Exercise task:
Look through the listing and locate every line containing the word "value"; copy those lines.

Dataset:

__________

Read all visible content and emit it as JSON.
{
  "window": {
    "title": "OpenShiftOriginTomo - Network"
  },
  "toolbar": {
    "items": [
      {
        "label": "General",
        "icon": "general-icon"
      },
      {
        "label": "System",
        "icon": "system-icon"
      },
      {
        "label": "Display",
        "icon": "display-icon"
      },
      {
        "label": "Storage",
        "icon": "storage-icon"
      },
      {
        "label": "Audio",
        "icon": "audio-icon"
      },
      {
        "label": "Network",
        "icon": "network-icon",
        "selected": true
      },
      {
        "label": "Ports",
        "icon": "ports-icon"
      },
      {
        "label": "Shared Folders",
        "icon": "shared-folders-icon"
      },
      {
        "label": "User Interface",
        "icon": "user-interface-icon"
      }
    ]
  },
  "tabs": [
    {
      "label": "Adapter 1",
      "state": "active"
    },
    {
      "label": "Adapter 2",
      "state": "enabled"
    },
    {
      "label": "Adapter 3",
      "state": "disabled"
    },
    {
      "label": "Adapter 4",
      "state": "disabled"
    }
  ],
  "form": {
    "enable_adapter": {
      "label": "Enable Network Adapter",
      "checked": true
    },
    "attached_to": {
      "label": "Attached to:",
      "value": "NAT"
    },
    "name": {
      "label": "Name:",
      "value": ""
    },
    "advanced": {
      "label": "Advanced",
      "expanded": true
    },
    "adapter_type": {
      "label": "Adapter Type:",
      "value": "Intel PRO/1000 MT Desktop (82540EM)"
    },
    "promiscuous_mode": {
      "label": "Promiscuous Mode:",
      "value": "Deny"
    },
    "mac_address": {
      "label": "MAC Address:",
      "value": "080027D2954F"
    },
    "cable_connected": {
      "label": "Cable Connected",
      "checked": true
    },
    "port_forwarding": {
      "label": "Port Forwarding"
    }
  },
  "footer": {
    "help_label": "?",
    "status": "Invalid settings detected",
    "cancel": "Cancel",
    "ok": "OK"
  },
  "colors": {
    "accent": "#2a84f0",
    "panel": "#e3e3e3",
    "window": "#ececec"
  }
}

__________

Exercise output:
      "value": "NAT"
      "value": ""
      "value": "Intel PRO/1000 MT Desktop (82540EM)"
      "value": "Deny"
      "value": "080027D2954F"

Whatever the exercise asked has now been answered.